* **Text under study**
=== Section Start ===

Instant Pot vs Optimum PressureCook – A Comparison Study by Jackie M.

If you’ve been following my Live Asian Kitchen on Twitch , you will have seen me use the Optimum PressureCook in many of my cooking sessions. Thanks to my familiarity with the unit, I was recently commissioned by Prestige Home Appliances, the company that distributes the Optimum range of appliances, to do a comparison study of the Optimum PressureCook and the Instant Pot.

Note that I haven’t been paid to republish the information here (though clearly I advised them I’d be doing so); this is the same feedback I sent to Prestige Home Appliances. I’m sharing this in the hope that it helps with your buying decision.




As a professional cook, I’ve used pressure cookers as part of my business for many years; they’re an efficient addition to any kitchen. The Instant Pot and the Optimum PressureCook represent a new generation of pressure cookers that take some of the guesswork out of their usage.

No longer do you have to wait keep an eye on your kitchen timer or “count the whistles” (a technique my Indian crew member Amruta utilised) generated by the pressure valve or worry about exploding lids when using a traditional pressure cooker.

The pre-programmed settings on these electric units are safe bets that your food will cook pretty much to perfection every time. A comparison of the food produced in both units provided no noticeable differences. This report focuses therefore on the features and ease-of-use aspects of these units.

=== Section End ===

Records excerpted from a collection
=== Section Start ===

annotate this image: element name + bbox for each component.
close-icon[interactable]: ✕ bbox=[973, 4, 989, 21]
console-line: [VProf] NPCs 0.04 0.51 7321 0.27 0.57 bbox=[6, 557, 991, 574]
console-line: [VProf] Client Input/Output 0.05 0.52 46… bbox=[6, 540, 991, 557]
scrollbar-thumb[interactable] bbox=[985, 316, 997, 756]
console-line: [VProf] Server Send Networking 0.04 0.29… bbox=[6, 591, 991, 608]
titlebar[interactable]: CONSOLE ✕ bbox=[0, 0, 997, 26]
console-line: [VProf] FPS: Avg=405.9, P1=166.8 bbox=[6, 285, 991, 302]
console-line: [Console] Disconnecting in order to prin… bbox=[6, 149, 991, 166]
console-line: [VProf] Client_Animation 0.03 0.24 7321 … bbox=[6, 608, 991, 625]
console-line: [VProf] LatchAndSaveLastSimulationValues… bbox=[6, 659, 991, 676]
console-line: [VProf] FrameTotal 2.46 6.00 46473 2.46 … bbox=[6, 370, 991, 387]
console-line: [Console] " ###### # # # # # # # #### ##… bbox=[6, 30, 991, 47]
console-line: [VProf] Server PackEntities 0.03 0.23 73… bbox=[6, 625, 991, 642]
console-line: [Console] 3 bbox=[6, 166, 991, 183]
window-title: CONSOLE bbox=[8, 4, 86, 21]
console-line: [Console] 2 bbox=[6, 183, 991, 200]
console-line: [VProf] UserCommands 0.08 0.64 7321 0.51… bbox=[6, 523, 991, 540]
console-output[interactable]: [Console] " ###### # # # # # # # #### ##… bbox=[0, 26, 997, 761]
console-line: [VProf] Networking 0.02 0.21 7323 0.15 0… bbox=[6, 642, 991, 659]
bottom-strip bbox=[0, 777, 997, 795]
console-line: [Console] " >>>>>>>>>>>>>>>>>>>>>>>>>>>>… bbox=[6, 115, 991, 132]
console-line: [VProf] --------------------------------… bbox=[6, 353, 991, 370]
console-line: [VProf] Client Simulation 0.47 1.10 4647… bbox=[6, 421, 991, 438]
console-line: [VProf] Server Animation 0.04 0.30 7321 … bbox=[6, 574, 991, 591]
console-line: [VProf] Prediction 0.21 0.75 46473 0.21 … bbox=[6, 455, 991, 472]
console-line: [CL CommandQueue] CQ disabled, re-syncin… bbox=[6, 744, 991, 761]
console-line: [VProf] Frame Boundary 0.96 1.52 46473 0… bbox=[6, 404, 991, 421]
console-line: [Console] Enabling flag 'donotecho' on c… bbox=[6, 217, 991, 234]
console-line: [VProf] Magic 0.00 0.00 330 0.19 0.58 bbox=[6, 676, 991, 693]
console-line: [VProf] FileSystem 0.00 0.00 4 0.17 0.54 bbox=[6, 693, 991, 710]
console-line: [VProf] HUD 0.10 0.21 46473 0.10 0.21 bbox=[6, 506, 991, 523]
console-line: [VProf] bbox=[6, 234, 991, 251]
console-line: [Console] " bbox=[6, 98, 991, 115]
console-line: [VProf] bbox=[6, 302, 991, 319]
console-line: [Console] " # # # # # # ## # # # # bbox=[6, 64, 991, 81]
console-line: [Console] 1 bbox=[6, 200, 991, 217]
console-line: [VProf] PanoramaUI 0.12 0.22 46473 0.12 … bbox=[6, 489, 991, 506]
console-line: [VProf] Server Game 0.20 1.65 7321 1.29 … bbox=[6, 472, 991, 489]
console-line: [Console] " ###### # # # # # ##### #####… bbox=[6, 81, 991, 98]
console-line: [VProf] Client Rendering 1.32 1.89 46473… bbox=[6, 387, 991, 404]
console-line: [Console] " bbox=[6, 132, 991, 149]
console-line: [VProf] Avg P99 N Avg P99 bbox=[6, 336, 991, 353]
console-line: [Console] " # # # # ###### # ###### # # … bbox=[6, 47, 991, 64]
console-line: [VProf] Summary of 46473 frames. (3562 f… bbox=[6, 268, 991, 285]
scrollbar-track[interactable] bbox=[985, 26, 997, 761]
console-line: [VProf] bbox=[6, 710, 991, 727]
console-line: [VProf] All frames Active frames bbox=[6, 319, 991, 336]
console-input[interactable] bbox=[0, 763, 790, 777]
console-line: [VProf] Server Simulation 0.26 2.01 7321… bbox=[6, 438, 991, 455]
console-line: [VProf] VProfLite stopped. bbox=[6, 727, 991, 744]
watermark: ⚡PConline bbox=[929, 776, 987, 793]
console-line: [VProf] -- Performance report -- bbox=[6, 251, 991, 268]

=== Section End ===

* **Questions**
a - Translate this sentence from the pressure cooker comparison into Spanish: "The pre-programmed settings on these electric units are safe bets that your food will cook pretty much to perfection every time."
b - Reproduce word for word the stretch of the pressure cooker comparison from "As a professional" through "of their usage.".
c - Carry on the pressure cooker comparison from its final sentence.

* **Responses by item number**
a - Los ajustes preprogramados de estas unidades eléctricas son una apuesta segura de que tu comida se cocinará prácticamente a la perfección cada vez.

b -
As a professional cook, I’ve used pressure cookers as part of my business for many years; they’re an efficient addition to any kitchen. The Instant Pot and the Optimum PressureCook represent a new generation of pressure cookers that take some of the guesswork out of their usage.

c -
Instant Pot Optimum PressureCook
Induction Technology No


Voice Guidance No Yes
Voice Warning Before Pressure Release No Yes
Pressure Levels 2 Levels

(High and Low)

7 Levels
Preset Programmes 14 18
Manual Programme Button Yes No
Auto Keep Warm Yes Yes
  1. Ladle
  2. Rice scoop
  3. Steamer rack
  4. Measuring cup
  1. Ladle
  2. Rice scoop
  3. Steamer rack
  4. Measuring cup
  5. Overflow lid
  6. Deep-fryer basket
Non-stick inner pot No Yes
Cool to touch handles on inner pot No Yes

Instant Pot

Pros –

  1. One-button operation
  2. Manual programme button allows you to easily select pressure and time for customised cooking
  3. Detailed instruction manual and separate recipe booklet with 32 recipes
  4. Stainless steel inner pot
  5. Price

Cons –

  1. Silicone seal absorbs food odours and requires soaking eg. in denture solution or epsom salts
  2. Removable seal held in place with thin wire ring means 1) food can get trapped under it  2) it may not be reseated correctly when using (causing it to not seal properly & not come up to pressure)
  3. Lid gets very hot when in use – requires caution
  4. When used as rice cooker, the rice sticks to the base of the pot unless allowed to rest for about 15 minutes after completion of cooking cycle.
  5. Non-intuitive –
  • Valve needs to be turned to “seal” position each time you use it for pressure cooking, or it won’t come up to pressure.
  • Pot remains pressurised at end of cooking cycle; you need to manually release the pressure using Quick Release (requires handling with oven mitt or wooden spoon) OR let it depressurise naturally (which will take 10-15 minutes or longer and can mean your food ends up overcooked).
  • Unit begins cooking cycle automatically 10 seconds after selection, even if seal isn’t properly seated or if valve is not in “seal” position. Many complaints online about pot not coming up to pressure for a variety of reasons (eg. because user forgot to turn valve to “seal” position, or because seal was not seated properly in lid or lid was not pushed down enough to create a seal) and user not realising until halfway through the cooking process, hence needing to “babysit” the unit.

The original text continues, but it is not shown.